___ SUPPLIED MATERIAL ___

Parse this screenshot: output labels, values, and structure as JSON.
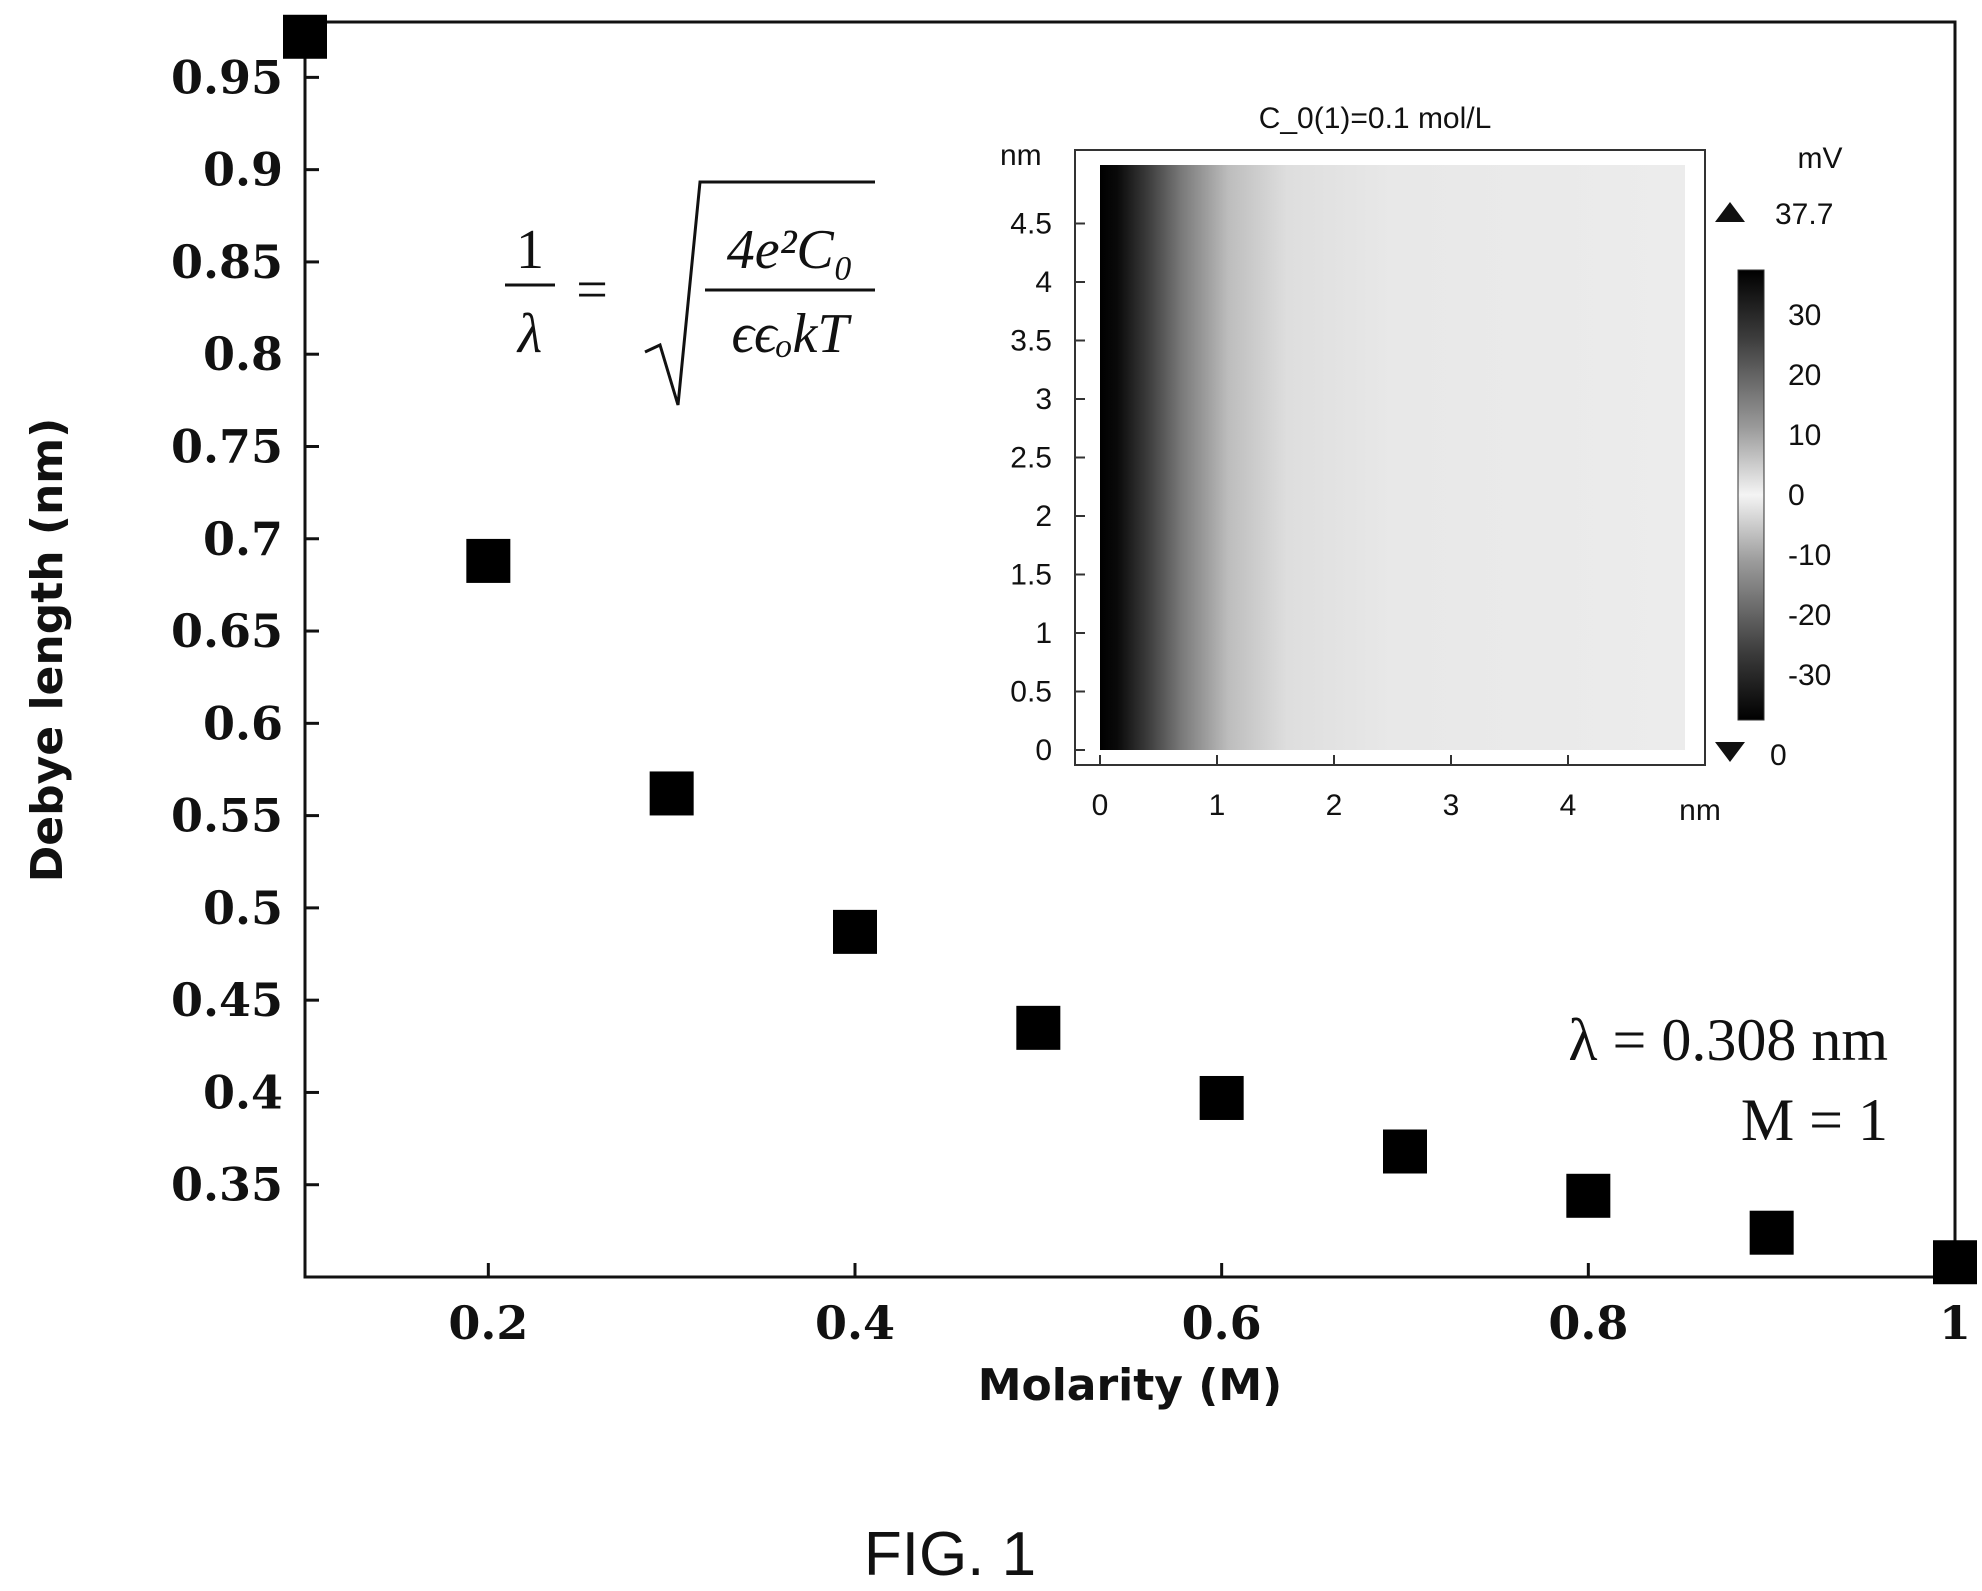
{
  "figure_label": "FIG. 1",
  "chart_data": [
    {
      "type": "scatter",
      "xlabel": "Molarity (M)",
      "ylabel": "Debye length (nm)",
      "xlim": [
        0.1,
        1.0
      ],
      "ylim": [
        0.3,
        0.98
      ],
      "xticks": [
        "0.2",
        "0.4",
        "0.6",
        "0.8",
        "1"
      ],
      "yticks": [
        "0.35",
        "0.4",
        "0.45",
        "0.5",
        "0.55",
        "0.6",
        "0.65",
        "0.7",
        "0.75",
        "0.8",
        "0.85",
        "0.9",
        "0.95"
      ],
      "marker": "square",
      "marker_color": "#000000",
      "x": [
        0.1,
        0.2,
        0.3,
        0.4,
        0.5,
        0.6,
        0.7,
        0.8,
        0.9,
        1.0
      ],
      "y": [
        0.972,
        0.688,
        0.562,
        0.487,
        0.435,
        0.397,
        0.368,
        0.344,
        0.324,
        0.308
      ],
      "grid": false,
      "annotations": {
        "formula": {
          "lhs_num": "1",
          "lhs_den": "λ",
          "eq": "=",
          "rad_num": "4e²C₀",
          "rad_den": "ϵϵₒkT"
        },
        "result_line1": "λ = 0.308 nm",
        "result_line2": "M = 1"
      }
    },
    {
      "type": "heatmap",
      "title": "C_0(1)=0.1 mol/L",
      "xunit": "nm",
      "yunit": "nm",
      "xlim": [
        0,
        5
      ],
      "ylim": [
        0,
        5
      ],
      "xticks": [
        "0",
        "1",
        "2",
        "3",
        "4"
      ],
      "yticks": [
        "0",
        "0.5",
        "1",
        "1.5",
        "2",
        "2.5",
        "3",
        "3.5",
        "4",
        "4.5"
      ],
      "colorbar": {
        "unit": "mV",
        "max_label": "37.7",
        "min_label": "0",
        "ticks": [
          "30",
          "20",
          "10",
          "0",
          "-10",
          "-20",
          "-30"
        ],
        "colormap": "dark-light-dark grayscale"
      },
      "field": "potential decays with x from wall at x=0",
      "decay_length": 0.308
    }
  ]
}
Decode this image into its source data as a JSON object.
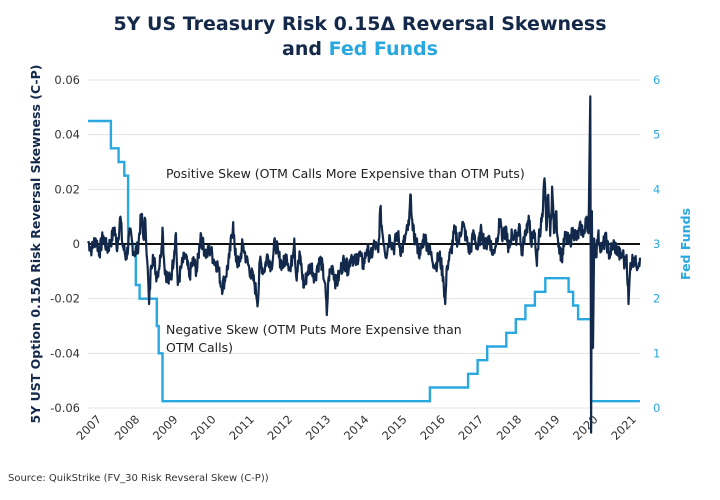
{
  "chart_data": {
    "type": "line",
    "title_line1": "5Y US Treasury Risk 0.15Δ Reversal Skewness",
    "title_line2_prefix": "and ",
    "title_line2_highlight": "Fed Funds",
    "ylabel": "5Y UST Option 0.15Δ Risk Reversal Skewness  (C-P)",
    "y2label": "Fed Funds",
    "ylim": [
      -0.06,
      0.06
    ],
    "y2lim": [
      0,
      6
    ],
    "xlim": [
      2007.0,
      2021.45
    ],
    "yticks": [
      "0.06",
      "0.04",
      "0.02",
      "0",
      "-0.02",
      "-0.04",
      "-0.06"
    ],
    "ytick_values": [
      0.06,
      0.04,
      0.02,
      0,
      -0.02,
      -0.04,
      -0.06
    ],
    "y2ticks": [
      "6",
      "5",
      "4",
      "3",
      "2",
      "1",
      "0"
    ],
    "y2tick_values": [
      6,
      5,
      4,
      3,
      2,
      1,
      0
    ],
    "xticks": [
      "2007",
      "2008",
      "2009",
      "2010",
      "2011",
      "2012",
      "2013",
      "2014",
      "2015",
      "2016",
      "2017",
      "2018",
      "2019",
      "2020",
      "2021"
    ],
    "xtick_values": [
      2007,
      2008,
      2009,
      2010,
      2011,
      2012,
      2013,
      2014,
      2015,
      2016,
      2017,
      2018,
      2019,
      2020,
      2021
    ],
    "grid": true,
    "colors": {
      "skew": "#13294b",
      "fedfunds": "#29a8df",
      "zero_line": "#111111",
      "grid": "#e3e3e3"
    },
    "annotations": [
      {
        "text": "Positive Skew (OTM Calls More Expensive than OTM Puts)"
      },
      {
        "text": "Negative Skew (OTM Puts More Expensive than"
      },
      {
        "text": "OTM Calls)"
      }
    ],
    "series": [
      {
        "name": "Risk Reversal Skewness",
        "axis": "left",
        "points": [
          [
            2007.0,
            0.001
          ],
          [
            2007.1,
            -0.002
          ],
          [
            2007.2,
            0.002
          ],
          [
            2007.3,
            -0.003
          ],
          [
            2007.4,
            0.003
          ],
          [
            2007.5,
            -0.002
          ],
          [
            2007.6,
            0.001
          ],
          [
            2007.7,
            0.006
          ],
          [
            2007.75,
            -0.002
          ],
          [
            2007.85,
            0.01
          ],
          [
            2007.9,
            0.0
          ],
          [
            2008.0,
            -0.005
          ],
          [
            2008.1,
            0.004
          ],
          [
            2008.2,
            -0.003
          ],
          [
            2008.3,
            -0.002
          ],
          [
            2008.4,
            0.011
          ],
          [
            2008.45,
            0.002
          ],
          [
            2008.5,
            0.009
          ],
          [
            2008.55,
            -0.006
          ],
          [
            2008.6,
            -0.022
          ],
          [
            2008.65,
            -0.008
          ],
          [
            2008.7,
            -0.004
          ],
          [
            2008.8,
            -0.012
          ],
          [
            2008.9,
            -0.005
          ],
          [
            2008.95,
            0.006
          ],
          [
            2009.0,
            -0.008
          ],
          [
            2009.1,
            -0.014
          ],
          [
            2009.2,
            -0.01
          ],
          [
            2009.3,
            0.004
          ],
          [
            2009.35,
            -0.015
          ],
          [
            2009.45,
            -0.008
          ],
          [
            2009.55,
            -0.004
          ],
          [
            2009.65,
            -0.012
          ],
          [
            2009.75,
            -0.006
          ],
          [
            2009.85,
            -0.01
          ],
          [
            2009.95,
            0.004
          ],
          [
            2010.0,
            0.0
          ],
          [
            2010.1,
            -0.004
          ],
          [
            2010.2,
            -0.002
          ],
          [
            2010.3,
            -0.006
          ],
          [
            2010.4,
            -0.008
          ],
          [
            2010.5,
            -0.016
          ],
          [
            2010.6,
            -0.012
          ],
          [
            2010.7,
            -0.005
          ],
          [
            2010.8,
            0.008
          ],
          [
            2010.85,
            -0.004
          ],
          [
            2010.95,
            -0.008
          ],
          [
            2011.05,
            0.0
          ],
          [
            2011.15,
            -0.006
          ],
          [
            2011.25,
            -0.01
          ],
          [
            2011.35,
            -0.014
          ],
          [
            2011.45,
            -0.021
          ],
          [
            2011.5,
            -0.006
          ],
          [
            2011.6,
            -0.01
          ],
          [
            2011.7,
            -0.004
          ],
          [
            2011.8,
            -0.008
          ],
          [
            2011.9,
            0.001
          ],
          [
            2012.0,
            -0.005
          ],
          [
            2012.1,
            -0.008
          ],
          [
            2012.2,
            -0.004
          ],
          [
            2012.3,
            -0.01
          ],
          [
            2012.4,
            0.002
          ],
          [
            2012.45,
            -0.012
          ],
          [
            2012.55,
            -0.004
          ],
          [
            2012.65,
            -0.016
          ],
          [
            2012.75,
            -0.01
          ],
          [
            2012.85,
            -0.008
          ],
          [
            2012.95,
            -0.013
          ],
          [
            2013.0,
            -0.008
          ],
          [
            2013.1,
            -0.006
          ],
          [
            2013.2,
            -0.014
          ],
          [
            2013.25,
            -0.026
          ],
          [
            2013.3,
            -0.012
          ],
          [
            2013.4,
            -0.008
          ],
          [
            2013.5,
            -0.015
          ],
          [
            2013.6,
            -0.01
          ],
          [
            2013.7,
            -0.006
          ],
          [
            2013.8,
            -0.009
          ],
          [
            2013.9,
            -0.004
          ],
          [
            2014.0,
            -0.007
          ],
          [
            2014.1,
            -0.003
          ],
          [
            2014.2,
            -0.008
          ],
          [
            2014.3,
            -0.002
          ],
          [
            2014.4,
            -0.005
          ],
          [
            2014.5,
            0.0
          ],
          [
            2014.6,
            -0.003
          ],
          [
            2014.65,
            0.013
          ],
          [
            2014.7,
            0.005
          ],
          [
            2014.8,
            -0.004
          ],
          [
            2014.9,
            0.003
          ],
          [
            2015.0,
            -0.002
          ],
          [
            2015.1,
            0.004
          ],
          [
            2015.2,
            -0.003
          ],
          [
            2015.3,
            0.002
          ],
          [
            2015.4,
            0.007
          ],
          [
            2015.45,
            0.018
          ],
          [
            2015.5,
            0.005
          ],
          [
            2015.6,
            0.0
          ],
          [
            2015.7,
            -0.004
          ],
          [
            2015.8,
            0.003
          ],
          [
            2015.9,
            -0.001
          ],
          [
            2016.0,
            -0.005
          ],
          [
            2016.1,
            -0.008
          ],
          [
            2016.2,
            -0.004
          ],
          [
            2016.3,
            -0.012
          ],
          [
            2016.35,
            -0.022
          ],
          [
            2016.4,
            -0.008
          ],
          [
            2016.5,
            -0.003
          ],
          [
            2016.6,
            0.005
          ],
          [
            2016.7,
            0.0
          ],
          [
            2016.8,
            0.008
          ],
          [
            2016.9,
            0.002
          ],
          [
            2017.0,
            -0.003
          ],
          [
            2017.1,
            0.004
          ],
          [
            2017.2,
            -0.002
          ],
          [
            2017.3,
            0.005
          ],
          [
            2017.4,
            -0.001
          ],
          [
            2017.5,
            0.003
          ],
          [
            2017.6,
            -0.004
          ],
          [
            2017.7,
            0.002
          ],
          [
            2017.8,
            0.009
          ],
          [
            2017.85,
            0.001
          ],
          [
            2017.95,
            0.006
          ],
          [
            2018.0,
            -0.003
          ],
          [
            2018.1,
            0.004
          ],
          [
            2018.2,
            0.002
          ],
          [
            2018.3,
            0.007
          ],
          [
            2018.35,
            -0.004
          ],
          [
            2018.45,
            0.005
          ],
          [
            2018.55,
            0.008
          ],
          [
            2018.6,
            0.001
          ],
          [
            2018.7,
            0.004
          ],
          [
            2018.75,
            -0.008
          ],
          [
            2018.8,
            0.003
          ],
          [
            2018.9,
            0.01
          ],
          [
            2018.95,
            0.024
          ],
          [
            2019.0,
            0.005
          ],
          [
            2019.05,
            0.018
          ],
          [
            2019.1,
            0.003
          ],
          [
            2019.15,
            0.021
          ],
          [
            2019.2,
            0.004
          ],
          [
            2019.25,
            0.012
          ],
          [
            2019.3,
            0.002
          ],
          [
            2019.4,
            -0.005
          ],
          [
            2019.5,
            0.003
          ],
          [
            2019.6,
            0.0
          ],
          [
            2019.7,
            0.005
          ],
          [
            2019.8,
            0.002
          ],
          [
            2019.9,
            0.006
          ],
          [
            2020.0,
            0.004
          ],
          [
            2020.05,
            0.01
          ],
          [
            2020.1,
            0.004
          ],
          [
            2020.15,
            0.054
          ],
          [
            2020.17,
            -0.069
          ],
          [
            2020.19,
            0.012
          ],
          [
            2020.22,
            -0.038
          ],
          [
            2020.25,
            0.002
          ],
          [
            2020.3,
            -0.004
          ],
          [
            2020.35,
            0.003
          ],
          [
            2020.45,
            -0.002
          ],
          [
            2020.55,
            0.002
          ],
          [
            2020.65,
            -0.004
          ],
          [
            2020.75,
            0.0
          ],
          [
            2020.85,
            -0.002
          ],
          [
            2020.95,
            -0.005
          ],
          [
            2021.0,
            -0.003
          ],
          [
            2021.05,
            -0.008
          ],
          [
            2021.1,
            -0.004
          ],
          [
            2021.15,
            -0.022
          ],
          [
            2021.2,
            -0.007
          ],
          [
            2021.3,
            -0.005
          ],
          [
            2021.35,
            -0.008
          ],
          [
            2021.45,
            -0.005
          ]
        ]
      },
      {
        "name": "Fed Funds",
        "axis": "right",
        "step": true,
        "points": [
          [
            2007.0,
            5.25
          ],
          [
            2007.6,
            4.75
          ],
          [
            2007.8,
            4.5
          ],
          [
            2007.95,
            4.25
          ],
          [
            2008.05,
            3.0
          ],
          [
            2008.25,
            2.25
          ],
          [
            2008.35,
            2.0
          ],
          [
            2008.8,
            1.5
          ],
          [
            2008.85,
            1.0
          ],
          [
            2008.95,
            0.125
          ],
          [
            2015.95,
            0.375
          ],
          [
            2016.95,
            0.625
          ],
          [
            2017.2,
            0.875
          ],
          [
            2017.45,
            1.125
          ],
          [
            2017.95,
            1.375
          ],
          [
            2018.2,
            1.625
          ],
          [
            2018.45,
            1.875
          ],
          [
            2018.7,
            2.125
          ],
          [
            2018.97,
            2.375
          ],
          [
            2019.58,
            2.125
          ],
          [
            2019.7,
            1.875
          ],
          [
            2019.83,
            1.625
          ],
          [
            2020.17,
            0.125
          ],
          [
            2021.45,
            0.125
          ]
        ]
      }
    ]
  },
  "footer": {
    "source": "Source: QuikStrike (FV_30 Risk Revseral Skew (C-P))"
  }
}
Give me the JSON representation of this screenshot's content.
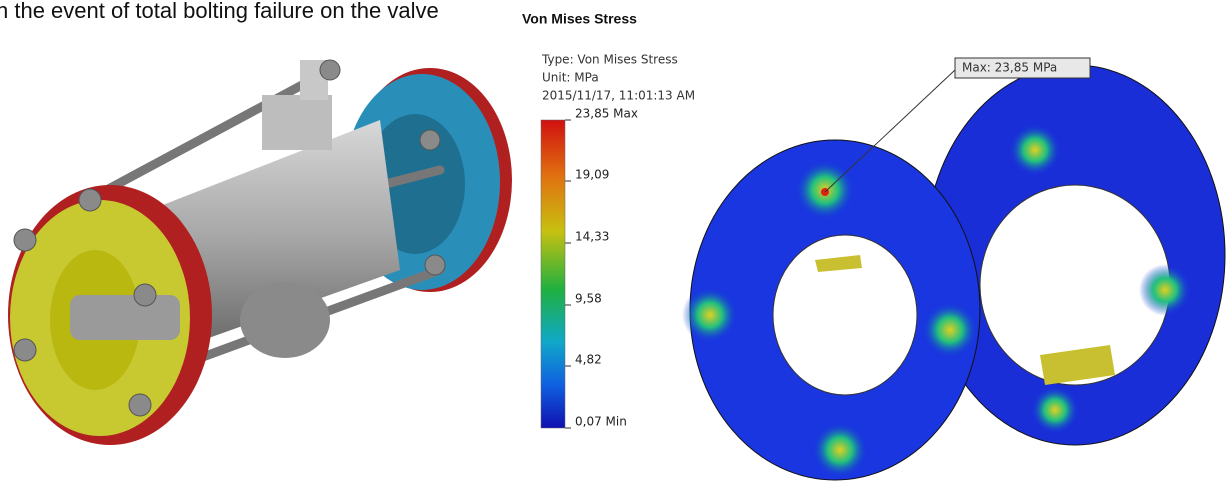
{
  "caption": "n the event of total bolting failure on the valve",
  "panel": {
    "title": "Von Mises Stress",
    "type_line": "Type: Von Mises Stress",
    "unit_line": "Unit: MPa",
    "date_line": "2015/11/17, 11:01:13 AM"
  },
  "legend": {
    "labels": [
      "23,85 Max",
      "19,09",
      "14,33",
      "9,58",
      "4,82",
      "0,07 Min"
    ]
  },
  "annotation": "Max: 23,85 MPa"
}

___

» TASK INSTRUCTIONS: Scan the material above. Copy each line that holds the word "Stress".

» EXERCISE ANSWER:
    "title": "Von Mises Stress",
    "type_line": "Type: Von Mises Stress",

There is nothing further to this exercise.